- The exercise
Collect the lines of the entries where "skip" shows up.

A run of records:
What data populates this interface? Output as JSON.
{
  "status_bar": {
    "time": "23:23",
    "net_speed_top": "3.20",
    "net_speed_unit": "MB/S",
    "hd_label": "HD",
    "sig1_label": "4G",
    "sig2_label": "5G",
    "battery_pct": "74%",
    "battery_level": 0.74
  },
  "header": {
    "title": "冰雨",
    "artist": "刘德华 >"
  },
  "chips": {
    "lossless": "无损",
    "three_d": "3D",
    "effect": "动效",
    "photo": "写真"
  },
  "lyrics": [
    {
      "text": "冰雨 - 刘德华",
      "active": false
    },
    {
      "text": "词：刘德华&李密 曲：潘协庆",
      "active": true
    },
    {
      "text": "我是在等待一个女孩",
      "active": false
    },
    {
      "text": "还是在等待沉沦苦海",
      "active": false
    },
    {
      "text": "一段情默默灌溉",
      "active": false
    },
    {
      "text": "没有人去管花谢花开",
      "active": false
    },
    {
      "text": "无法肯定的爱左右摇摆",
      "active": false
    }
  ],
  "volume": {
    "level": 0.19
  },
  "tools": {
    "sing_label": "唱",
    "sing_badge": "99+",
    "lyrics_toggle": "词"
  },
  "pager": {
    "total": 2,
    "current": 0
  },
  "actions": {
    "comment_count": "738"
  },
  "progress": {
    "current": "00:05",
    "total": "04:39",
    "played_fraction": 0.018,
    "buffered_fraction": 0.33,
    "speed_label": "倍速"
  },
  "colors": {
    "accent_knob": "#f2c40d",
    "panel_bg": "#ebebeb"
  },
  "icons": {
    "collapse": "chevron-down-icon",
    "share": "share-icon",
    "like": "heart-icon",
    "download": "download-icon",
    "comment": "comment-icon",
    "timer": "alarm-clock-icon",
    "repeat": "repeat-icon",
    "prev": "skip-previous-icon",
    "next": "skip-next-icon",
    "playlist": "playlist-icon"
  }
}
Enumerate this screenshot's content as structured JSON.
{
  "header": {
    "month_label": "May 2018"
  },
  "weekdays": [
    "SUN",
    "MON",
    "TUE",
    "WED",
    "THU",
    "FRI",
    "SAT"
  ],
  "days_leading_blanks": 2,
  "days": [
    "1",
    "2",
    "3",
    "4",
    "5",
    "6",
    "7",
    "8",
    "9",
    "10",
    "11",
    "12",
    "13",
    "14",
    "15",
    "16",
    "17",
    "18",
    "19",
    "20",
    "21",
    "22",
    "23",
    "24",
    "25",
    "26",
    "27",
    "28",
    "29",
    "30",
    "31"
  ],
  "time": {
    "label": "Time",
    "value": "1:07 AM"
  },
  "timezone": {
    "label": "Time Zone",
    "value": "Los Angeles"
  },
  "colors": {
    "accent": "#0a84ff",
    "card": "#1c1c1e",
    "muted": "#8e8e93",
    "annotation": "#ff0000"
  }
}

- Response below
    "prev": "skip-previous-icon",
    "next": "skip-next-icon",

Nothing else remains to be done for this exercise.